SHORT PROBLEM: Collect every line that includes the string "Earth".

LISTED RECORDS:
— Begin —

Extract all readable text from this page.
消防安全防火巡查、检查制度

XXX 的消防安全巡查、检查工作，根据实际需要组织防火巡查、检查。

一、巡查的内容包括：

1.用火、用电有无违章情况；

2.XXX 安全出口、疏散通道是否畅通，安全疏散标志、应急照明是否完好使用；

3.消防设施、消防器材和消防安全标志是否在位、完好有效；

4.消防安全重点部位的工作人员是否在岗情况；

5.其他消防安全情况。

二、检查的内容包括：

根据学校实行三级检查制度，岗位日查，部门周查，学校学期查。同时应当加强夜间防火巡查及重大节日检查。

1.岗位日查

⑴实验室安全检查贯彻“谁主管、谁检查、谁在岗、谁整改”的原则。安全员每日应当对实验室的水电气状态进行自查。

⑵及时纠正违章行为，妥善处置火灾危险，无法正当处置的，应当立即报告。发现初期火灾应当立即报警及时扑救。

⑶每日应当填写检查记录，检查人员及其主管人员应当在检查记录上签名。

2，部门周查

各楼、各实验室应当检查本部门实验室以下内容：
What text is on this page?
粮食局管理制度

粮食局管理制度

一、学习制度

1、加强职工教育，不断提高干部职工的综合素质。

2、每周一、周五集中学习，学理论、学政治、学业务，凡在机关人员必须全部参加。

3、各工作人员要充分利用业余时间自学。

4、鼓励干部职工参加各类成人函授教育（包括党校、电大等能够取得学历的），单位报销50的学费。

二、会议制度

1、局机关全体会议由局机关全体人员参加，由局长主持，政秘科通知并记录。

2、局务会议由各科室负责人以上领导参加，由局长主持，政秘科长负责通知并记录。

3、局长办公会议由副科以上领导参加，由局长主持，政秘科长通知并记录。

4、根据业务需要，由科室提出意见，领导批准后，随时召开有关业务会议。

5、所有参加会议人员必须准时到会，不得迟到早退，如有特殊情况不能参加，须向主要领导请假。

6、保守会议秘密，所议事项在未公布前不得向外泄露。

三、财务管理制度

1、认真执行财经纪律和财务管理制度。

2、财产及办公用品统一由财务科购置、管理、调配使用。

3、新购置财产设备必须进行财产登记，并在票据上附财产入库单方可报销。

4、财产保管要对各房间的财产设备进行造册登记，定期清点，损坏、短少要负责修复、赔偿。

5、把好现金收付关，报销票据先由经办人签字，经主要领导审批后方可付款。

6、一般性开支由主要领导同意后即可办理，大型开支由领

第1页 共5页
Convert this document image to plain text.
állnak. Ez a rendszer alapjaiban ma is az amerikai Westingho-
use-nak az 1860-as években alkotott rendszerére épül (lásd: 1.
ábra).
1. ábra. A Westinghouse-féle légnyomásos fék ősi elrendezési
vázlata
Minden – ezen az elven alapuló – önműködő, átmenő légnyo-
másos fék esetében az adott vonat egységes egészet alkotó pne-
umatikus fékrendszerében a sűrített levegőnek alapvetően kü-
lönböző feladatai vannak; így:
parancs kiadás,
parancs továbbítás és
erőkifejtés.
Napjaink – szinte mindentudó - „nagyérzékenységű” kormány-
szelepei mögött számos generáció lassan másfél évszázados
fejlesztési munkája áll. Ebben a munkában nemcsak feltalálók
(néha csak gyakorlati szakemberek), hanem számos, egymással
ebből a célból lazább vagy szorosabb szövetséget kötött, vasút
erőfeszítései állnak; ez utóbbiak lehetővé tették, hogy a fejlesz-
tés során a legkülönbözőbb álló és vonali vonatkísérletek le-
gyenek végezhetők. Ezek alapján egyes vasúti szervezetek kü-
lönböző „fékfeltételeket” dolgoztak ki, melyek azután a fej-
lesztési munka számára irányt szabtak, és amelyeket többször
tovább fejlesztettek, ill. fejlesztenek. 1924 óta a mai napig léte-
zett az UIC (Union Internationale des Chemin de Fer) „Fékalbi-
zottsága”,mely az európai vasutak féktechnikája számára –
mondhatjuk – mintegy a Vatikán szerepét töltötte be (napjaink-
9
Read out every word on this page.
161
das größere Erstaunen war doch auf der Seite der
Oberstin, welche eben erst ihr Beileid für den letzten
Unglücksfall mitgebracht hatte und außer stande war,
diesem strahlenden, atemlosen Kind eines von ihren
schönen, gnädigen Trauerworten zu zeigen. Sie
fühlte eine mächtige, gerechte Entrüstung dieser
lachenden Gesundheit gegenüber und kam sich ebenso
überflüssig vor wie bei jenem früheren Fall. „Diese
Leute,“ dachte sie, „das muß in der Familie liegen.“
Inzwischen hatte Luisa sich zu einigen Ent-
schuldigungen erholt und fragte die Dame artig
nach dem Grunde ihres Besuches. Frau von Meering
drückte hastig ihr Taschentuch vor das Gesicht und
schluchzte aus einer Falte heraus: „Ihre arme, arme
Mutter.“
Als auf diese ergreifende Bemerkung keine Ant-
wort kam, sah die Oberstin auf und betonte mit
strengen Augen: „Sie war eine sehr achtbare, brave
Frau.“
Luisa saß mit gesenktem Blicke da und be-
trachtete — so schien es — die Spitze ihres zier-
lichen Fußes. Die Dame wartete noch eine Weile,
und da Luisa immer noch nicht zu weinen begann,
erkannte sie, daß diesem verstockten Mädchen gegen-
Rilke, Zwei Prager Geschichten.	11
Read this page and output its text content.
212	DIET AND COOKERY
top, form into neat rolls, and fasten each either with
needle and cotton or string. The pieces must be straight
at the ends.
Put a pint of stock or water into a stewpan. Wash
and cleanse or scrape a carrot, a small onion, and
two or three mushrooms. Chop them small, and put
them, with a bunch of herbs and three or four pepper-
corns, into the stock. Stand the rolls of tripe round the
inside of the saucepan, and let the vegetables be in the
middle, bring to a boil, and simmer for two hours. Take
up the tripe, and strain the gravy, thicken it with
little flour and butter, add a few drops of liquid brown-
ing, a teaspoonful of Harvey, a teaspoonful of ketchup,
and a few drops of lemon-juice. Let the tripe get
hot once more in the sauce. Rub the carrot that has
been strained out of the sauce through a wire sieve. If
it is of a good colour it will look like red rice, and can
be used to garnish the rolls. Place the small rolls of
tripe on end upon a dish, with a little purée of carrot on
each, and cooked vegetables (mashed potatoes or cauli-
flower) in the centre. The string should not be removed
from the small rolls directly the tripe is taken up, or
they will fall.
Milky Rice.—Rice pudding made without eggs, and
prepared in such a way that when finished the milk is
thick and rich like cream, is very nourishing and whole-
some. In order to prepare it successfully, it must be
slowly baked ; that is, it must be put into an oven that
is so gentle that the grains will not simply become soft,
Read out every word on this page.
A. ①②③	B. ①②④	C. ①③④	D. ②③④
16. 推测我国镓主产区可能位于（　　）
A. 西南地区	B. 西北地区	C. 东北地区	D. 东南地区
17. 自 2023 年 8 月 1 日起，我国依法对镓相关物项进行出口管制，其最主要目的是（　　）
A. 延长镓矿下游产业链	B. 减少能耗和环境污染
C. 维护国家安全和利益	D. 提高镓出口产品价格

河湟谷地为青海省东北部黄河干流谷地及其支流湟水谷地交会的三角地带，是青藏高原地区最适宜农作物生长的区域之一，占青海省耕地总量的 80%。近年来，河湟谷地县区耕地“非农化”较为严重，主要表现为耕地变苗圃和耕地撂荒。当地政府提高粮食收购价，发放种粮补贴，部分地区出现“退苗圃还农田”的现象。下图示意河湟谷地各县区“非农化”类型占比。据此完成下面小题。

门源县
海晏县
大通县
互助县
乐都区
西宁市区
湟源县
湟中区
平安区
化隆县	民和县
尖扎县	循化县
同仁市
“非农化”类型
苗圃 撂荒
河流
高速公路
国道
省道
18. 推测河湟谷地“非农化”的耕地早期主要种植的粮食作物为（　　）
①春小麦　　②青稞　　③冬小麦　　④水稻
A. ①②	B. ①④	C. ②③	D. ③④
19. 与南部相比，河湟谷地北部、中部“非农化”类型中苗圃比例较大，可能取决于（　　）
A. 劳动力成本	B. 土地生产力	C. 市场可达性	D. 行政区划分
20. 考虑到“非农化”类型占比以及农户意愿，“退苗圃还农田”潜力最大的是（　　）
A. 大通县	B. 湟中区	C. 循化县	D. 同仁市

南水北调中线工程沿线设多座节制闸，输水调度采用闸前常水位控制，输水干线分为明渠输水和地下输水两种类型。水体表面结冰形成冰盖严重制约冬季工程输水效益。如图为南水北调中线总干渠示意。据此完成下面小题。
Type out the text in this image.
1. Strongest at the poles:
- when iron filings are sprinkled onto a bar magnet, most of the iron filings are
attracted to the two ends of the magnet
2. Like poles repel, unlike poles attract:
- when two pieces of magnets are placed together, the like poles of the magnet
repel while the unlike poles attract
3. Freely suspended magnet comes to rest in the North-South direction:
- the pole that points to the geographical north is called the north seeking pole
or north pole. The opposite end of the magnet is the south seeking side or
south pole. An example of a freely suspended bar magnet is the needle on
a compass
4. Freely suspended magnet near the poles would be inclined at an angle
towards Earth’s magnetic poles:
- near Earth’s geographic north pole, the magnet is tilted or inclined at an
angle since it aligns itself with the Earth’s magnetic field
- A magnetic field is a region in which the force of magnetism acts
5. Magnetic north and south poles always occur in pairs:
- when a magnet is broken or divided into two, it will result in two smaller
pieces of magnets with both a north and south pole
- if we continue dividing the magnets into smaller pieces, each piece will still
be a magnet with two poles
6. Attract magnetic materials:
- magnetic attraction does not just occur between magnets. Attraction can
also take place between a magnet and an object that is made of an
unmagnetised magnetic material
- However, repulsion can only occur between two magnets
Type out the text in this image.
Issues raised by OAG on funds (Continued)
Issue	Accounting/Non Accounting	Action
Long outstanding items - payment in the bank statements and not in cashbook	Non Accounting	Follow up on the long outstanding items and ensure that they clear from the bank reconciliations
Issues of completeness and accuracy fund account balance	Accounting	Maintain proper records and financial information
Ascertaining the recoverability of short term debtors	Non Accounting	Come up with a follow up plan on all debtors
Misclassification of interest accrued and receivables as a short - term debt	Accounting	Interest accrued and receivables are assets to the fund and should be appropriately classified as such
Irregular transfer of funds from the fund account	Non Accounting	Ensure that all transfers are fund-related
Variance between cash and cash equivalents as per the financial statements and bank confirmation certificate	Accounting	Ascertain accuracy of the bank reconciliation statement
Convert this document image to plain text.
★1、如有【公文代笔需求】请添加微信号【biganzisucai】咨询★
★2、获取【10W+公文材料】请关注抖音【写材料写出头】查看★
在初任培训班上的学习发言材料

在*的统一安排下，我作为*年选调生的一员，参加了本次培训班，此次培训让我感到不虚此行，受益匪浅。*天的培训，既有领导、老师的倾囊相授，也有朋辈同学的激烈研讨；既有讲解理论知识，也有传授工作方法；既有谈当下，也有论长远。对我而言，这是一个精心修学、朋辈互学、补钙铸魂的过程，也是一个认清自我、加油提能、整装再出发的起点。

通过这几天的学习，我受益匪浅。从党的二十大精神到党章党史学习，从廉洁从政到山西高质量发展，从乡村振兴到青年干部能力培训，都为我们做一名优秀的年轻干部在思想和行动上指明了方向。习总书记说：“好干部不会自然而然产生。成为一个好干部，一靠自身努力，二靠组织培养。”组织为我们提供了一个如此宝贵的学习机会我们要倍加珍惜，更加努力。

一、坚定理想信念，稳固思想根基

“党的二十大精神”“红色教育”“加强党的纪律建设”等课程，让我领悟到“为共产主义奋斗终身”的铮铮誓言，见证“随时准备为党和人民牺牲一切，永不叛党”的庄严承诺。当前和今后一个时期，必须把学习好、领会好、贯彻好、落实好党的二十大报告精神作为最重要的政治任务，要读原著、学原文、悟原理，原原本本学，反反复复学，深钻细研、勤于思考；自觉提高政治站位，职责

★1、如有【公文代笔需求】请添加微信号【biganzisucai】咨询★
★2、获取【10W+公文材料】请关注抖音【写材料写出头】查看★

— End —

WRITTEN ANSWER:
towards Earth’s magnetic poles:
- near Earth’s geographic north pole, the magnet is tilted or inclined at an
angle since it aligns itself with the Earth’s magnetic field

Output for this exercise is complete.